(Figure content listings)
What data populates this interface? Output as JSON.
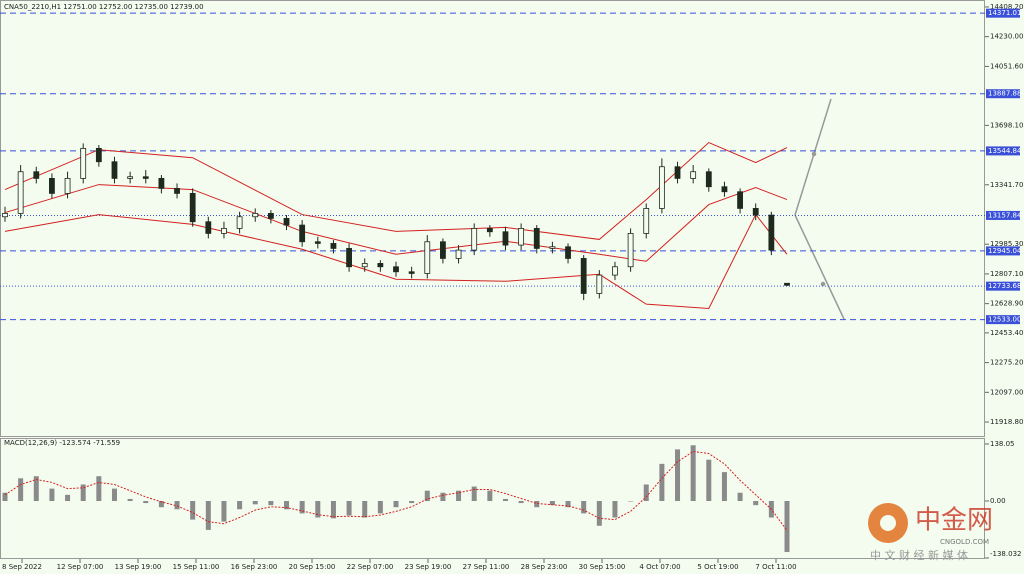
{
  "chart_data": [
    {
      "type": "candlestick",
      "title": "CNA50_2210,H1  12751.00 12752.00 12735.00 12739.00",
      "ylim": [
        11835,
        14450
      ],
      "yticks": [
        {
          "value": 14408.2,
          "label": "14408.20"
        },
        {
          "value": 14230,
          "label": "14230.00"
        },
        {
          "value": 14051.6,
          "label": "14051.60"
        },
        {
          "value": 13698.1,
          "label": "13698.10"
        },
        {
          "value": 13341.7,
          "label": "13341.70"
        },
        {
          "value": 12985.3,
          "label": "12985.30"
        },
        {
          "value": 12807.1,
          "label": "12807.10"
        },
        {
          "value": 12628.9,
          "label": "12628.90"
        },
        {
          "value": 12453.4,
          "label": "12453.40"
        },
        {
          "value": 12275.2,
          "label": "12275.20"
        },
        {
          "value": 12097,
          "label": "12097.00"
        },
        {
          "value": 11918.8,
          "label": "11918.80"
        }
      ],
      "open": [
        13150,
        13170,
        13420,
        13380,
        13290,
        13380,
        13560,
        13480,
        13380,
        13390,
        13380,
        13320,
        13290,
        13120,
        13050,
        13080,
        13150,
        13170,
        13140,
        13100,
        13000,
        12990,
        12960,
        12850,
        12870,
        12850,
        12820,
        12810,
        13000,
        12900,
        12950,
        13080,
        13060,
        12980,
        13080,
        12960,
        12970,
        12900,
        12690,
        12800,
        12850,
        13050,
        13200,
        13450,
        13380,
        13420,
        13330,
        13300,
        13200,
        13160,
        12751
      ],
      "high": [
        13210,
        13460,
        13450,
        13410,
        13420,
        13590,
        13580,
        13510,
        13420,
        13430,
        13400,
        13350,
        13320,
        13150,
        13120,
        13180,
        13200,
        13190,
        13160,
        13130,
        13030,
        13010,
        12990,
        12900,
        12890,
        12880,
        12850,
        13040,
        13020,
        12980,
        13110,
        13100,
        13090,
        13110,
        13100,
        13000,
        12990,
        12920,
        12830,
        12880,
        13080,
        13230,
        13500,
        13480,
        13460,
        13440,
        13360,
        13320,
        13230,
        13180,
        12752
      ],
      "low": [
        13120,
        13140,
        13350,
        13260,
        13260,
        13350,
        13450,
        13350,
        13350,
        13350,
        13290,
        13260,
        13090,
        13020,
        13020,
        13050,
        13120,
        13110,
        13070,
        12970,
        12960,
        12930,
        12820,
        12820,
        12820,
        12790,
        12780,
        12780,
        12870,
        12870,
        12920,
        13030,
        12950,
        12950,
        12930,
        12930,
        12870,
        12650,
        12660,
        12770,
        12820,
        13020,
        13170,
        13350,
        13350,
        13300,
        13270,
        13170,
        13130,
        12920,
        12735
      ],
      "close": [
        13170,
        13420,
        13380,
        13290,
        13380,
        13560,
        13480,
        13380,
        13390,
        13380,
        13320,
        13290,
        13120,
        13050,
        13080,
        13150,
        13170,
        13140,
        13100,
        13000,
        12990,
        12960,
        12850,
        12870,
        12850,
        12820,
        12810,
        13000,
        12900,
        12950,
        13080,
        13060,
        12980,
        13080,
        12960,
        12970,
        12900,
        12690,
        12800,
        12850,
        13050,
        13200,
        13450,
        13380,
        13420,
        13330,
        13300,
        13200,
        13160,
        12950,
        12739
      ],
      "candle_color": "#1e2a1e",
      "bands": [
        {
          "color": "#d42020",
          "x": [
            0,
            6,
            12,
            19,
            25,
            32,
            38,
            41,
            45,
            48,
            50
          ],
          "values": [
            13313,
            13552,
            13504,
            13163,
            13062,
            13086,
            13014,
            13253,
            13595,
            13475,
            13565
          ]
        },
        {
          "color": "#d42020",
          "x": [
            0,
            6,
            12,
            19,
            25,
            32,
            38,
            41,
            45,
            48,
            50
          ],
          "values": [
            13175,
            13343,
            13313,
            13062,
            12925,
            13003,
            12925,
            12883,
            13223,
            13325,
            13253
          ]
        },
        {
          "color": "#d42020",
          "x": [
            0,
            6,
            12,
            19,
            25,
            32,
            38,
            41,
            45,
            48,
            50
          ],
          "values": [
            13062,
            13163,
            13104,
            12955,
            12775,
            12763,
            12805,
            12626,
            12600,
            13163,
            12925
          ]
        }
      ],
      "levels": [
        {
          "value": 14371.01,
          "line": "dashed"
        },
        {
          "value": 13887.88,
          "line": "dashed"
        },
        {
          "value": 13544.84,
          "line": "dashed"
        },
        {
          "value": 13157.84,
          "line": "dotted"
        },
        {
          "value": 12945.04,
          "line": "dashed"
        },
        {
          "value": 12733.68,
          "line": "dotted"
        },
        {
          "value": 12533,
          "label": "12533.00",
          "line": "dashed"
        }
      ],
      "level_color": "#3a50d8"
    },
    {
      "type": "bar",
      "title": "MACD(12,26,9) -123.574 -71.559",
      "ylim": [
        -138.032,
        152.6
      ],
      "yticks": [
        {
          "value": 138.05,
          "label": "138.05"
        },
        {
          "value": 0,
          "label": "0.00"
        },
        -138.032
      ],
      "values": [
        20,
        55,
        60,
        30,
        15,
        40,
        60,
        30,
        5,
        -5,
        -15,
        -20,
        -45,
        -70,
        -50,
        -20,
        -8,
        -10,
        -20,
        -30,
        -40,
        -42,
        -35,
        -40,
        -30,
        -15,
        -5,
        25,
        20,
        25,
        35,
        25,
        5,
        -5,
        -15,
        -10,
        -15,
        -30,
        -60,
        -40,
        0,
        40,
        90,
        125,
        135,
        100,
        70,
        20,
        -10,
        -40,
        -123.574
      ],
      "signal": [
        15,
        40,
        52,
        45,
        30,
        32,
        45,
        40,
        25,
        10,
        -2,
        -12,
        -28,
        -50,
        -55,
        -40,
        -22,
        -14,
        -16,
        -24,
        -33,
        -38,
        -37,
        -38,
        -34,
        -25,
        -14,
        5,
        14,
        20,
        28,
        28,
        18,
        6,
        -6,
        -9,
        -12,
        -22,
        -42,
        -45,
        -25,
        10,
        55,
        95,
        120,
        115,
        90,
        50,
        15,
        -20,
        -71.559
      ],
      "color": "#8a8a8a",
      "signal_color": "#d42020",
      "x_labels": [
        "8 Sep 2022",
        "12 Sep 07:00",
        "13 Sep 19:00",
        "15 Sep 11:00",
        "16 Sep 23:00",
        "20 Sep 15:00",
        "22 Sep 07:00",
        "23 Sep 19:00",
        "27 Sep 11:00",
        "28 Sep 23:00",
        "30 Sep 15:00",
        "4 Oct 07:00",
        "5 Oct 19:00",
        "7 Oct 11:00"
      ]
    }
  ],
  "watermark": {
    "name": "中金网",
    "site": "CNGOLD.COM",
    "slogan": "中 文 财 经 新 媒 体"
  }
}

• **DIRECTION**: Lines from the records above that hold "title" are the ones to list.

• **THE ANSWER**:
      "title": "CNA50_2210,H1  12751.00 12752.00 12735.00 12739.00",
      "title": "MACD(12,26,9) -123.574 -71.559",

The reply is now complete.